▸ Data shown:
++++

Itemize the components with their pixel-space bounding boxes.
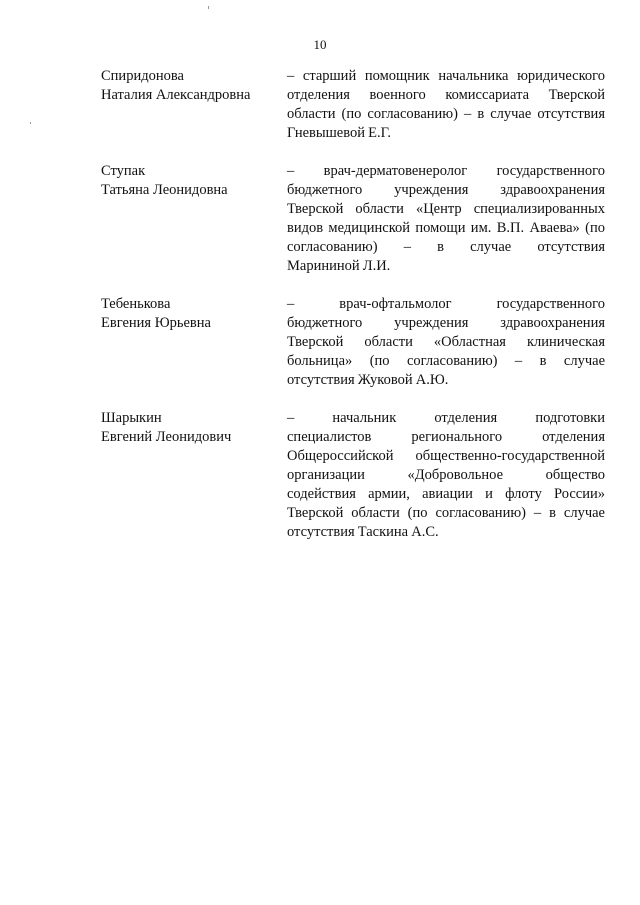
scan-speck xyxy=(30,122,31,124)
member-name xyxy=(101,162,287,276)
member-entry xyxy=(101,409,606,542)
member-name xyxy=(101,295,287,390)
description-line: – старший помощник начальника юридического xyxy=(287,68,605,84)
description-line: отсутствия Жуковой А.Ю. xyxy=(287,372,449,388)
member-given-names: Татьяна Леонидовна xyxy=(101,182,228,198)
description-line: согласованию) – в случае отсутствия xyxy=(287,239,605,255)
member-surname: Шарыкин xyxy=(101,410,162,426)
description-line: – врач-дерматовенеролог государственного xyxy=(287,163,605,179)
description-line: больница» (по согласованию) – в случае xyxy=(287,353,605,369)
page-number: 10 xyxy=(313,37,327,52)
description-line: отделения военного комиссариата Тверской xyxy=(287,87,605,103)
description-line: Гневышевой Е.Г. xyxy=(287,125,391,141)
description-line: организации «Добровольное общество xyxy=(287,467,605,483)
member-surname: Спиридонова xyxy=(101,68,184,84)
description-line: бюджетного учреждения здравоохранения xyxy=(287,182,605,198)
member-given-names: Евгений Леонидович xyxy=(101,429,232,445)
description-line: содействия армии, авиации и флоту России» xyxy=(287,486,605,502)
member-description xyxy=(287,67,605,143)
member-entry xyxy=(101,295,606,390)
description-line: области (по согласованию) – в случае отсутствия xyxy=(287,106,605,122)
description-line: специалистов регионального отделения xyxy=(287,429,605,445)
description-line: Тверской области «Центр специализированных xyxy=(287,201,605,217)
members-list xyxy=(101,67,606,561)
description-line: отсутствия Таскина А.С. xyxy=(287,524,439,540)
member-entry xyxy=(101,67,606,143)
member-surname: Тебенькова xyxy=(101,296,171,312)
description-line: – начальник отделения подготовки xyxy=(287,410,605,426)
member-description xyxy=(287,295,605,390)
scan-speck xyxy=(208,6,209,9)
member-surname: Ступак xyxy=(101,163,146,179)
description-line: Тверской области (по согласованию) – в случае xyxy=(287,505,605,521)
description-line: Общероссийской общественно-государственной xyxy=(287,448,605,464)
member-name xyxy=(101,67,287,143)
member-description xyxy=(287,409,605,542)
description-line: Тверской области «Областная клиническая xyxy=(287,334,605,350)
description-line: Марининой Л.И. xyxy=(287,258,391,274)
member-description xyxy=(287,162,605,276)
member-given-names: Евгения Юрьевна xyxy=(101,315,211,331)
member-given-names: Наталия Александровна xyxy=(101,87,251,103)
member-entry xyxy=(101,162,606,276)
description-line: бюджетного учреждения здравоохранения xyxy=(287,315,605,331)
description-line: видов медицинской помощи им. В.П. Аваева» (по xyxy=(287,220,605,236)
member-name xyxy=(101,409,287,542)
description-line: – врач-офтальмолог государственного xyxy=(287,296,605,312)
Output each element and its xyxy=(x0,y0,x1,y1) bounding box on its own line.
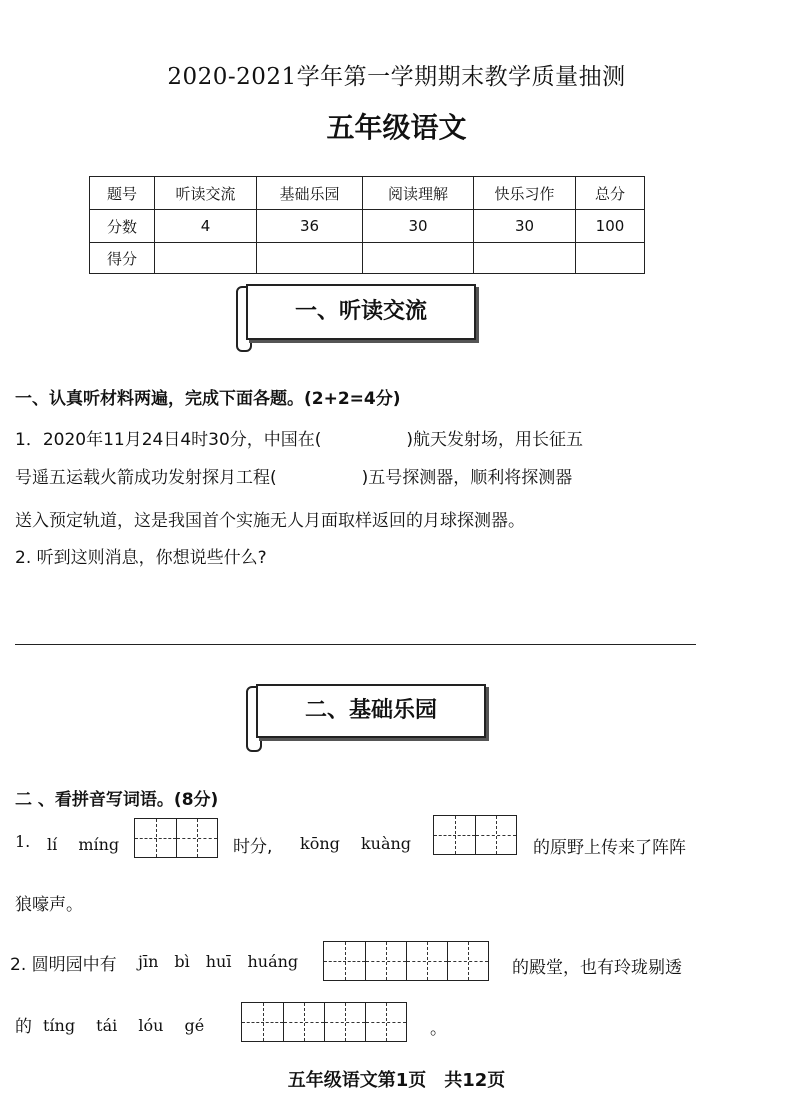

++++

▸ Work required: Quote every line of the items above verbatim, leaving out the pictures.

▸ Result:
Itemize the components with their pixel-space bounding boxes.
scan-speck xyxy=(30,122,31,124)
member-name xyxy=(101,162,287,276)
member-entry xyxy=(101,409,606,542)
member-name xyxy=(101,295,287,390)
description-line: – старший помощник начальника юридического xyxy=(287,68,605,84)
description-line: отсутствия Жуковой А.Ю. xyxy=(287,372,449,388)
member-given-names: Татьяна Леонидовна xyxy=(101,182,228,198)
description-line: согласованию) – в случае отсутствия xyxy=(287,239,605,255)
member-surname: Шарыкин xyxy=(101,410,162,426)
description-line: – врач-дерматовенеролог государственного xyxy=(287,163,605,179)
description-line: больница» (по согласованию) – в случае xyxy=(287,353,605,369)
page-number: 10 xyxy=(313,37,327,52)
description-line: отделения военного комиссариата Тверской xyxy=(287,87,605,103)
description-line: Гневышевой Е.Г. xyxy=(287,125,391,141)
description-line: организации «Добровольное общество xyxy=(287,467,605,483)
member-surname: Спиридонова xyxy=(101,68,184,84)
description-line: бюджетного учреждения здравоохранения xyxy=(287,182,605,198)
member-given-names: Евгений Леонидович xyxy=(101,429,232,445)
description-line: содействия армии, авиации и флоту России» xyxy=(287,486,605,502)
member-description xyxy=(287,67,605,143)
member-entry xyxy=(101,295,606,390)
description-line: области (по согласованию) – в случае отсутствия xyxy=(287,106,605,122)
description-line: специалистов регионального отделения xyxy=(287,429,605,445)
description-line: Тверской области «Центр специализированных xyxy=(287,201,605,217)
members-list xyxy=(101,67,606,561)
description-line: отсутствия Таскина А.С. xyxy=(287,524,439,540)
member-entry xyxy=(101,67,606,143)
member-surname: Тебенькова xyxy=(101,296,171,312)
description-line: – начальник отделения подготовки xyxy=(287,410,605,426)
member-description xyxy=(287,295,605,390)
scan-speck xyxy=(208,6,209,9)
member-surname: Ступак xyxy=(101,163,146,179)
description-line: Тверской области (по согласованию) – в случае xyxy=(287,505,605,521)
description-line: Общероссийской общественно-государственной xyxy=(287,448,605,464)
member-name xyxy=(101,67,287,143)
member-description xyxy=(287,409,605,542)
description-line: Тверской области «Областная клиническая xyxy=(287,334,605,350)
description-line: Марининой Л.И. xyxy=(287,258,391,274)
member-description xyxy=(287,162,605,276)
member-given-names: Евгения Юрьевна xyxy=(101,315,211,331)
member-given-names: Наталия Александровна xyxy=(101,87,251,103)
member-entry xyxy=(101,162,606,276)
description-line: бюджетного учреждения здравоохранения xyxy=(287,315,605,331)
description-line: видов медицинской помощи им. В.П. Аваева» (по xyxy=(287,220,605,236)
member-name xyxy=(101,409,287,542)
description-line: – врач-офтальмолог государственного xyxy=(287,296,605,312)
Output each element and its xyxy=(x0,y0,x1,y1) bounding box on its own line.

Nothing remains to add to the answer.